Entries with figure data
----
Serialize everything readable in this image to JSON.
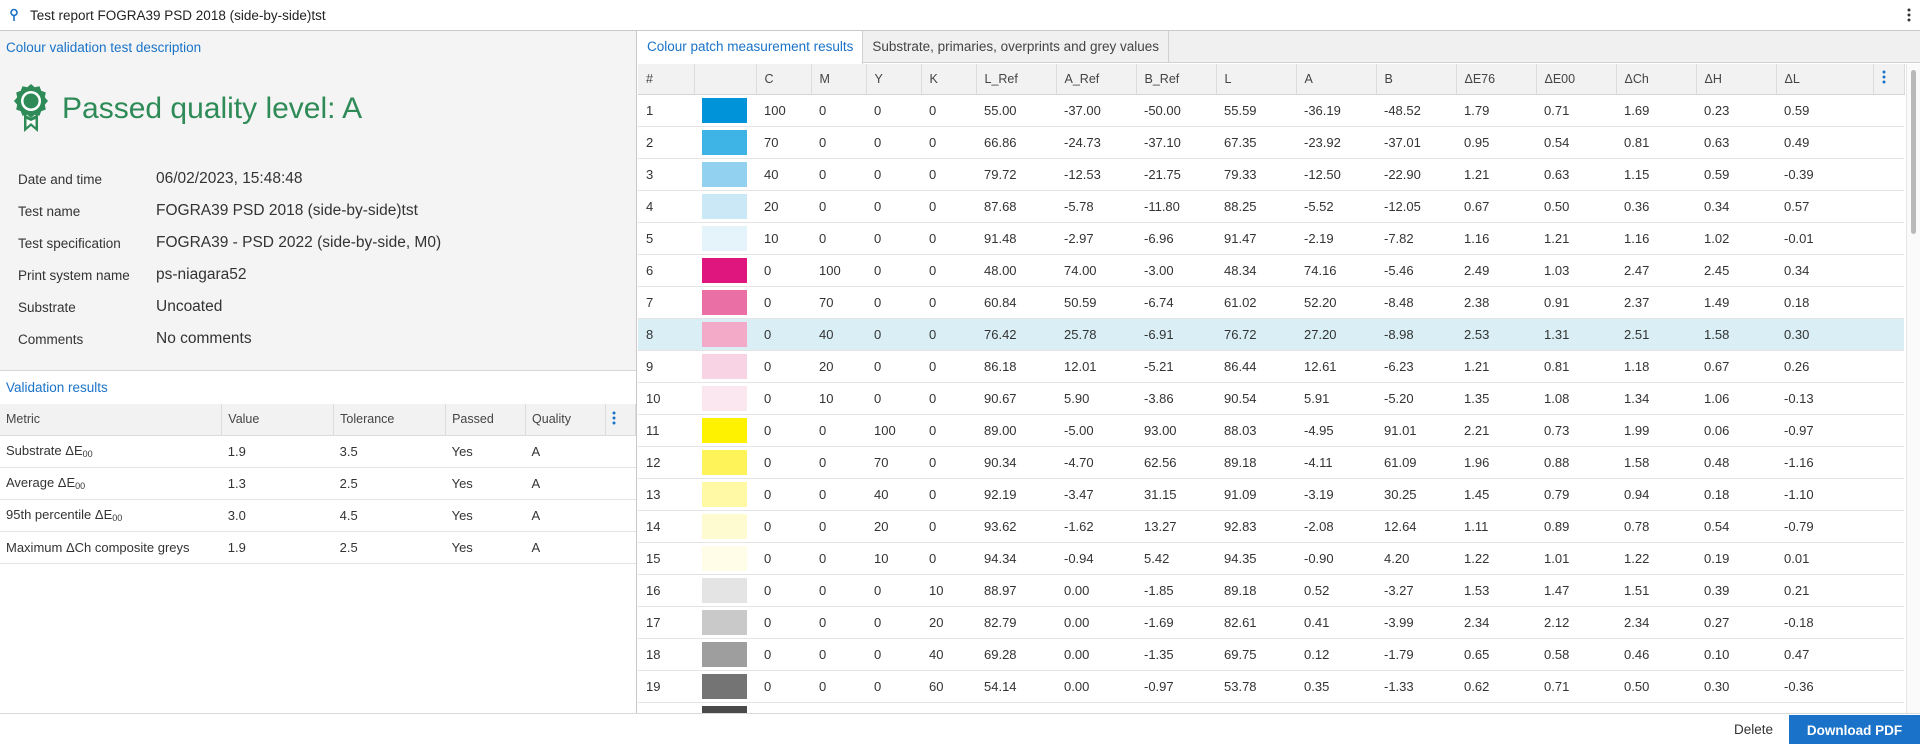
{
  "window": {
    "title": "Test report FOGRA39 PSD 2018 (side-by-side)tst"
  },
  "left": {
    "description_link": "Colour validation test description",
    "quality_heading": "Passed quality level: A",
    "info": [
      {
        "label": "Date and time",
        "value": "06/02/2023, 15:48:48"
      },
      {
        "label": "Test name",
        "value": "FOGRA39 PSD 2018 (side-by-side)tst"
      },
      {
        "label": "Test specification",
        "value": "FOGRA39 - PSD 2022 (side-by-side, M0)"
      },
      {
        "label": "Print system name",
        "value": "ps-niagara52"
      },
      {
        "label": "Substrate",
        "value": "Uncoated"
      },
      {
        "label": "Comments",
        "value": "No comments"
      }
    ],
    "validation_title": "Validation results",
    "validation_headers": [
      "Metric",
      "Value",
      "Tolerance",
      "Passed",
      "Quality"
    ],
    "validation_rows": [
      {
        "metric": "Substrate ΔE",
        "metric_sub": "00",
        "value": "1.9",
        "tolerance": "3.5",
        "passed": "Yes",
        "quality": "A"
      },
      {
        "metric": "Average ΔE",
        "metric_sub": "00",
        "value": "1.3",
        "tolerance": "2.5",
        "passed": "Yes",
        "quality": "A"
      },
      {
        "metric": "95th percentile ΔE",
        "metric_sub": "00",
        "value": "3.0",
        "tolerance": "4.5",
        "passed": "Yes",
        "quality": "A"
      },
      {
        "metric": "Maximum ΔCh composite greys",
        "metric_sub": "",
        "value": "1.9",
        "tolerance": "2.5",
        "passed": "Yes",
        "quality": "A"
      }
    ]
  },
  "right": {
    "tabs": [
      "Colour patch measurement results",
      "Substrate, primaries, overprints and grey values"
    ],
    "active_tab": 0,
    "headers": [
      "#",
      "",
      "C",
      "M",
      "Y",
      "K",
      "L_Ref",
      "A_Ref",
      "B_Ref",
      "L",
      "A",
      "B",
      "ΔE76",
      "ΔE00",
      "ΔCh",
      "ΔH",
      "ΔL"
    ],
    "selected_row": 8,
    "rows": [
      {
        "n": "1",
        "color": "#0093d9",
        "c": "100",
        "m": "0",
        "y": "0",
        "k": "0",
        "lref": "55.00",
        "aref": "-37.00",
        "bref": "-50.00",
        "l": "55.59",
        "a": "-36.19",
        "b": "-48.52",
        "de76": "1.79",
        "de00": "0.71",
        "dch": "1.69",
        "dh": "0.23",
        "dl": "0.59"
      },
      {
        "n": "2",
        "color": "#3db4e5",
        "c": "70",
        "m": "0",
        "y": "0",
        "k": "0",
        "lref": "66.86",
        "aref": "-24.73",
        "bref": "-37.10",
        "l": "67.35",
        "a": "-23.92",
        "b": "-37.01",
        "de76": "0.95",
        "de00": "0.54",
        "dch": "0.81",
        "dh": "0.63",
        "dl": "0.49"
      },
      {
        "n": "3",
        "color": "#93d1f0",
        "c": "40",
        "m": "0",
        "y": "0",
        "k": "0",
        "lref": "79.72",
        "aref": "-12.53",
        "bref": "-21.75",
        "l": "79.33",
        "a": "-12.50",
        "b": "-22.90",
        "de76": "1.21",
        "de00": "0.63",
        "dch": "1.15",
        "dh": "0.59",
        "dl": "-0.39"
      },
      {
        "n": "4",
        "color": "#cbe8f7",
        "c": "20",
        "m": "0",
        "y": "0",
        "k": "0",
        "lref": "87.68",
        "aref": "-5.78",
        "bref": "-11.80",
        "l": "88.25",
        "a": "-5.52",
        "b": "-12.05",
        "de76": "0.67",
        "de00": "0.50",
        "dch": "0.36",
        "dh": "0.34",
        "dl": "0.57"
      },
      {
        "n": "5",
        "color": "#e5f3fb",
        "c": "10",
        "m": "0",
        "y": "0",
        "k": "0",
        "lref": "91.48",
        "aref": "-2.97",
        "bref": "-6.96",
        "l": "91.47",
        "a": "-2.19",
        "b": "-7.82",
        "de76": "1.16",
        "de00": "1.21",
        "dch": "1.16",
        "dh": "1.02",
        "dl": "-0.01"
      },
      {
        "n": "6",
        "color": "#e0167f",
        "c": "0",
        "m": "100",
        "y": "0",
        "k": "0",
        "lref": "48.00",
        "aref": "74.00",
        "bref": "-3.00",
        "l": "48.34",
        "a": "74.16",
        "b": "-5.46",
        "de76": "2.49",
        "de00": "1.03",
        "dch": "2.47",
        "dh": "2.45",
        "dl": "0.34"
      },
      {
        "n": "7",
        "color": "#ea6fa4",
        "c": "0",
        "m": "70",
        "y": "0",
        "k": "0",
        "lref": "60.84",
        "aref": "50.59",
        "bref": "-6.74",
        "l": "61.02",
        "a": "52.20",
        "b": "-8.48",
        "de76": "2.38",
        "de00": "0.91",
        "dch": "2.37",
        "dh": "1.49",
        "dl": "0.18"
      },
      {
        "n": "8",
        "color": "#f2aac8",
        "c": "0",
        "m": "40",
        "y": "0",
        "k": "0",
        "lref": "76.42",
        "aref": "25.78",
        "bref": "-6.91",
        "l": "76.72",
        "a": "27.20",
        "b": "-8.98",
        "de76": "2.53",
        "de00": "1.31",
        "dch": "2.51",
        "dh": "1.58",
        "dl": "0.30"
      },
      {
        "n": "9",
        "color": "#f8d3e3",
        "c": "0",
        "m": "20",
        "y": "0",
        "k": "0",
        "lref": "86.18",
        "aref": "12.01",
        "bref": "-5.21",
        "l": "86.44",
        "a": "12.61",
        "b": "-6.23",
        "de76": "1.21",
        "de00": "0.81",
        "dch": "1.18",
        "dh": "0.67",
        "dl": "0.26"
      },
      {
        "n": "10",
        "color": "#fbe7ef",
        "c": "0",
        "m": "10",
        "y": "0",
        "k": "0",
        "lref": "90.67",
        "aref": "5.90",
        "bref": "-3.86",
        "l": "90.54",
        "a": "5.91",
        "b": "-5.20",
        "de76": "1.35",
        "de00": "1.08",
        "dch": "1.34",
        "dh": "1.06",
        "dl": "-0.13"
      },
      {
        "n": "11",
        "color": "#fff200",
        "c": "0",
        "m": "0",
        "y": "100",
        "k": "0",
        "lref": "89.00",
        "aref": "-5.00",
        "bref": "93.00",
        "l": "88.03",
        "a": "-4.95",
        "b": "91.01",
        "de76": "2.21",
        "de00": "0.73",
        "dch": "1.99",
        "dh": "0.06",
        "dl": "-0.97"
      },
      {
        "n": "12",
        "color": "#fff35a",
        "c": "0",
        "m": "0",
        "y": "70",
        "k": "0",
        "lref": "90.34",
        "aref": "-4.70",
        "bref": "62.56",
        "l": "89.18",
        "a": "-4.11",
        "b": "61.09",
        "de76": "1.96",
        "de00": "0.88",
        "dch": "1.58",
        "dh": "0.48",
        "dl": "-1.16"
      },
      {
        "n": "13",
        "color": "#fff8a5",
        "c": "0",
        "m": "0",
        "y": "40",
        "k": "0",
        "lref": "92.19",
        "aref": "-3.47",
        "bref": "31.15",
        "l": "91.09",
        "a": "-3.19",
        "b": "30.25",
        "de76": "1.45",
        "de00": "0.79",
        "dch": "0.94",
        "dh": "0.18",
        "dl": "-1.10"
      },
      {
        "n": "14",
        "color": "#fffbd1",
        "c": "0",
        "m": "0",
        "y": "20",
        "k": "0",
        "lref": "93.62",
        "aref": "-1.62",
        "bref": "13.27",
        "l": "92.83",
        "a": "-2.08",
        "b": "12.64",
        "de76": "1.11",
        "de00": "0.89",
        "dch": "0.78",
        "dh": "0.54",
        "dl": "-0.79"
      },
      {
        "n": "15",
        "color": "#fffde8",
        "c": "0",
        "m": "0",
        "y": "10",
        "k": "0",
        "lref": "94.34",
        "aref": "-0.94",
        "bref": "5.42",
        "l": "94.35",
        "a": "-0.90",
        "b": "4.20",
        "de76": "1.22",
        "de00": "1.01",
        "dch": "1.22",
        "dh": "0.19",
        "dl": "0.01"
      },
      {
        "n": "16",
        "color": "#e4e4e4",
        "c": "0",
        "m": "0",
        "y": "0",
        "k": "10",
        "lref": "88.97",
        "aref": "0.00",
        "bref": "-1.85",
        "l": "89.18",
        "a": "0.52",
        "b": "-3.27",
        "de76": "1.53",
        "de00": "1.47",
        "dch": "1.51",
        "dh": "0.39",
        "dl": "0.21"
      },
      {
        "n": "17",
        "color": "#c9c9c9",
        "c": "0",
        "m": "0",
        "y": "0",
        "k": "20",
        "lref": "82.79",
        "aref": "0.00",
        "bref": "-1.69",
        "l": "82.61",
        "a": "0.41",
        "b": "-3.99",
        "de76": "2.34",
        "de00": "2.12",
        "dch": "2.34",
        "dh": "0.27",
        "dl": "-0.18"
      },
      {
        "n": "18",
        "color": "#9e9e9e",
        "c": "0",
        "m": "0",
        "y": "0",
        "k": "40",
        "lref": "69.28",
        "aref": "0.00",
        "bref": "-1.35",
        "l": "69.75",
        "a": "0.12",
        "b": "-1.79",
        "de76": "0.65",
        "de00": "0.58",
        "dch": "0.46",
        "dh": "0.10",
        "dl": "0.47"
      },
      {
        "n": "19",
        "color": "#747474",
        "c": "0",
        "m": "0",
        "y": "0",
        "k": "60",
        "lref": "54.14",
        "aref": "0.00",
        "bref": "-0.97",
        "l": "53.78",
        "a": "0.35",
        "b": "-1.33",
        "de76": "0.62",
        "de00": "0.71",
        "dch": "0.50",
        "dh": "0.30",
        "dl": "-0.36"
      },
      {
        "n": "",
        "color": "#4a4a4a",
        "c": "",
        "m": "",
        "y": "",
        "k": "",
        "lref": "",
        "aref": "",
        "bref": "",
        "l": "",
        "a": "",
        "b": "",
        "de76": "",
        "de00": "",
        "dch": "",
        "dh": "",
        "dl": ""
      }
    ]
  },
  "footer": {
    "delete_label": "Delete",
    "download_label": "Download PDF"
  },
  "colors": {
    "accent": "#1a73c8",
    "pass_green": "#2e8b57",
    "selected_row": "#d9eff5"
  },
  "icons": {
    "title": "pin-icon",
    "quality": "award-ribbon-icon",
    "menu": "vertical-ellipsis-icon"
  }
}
----
● TASK BRIEF
List every line above containing the word "Colour".

● RESPONSE TO THE TASK
    "description_link": "Colour validation test description",
      "Colour patch measurement results",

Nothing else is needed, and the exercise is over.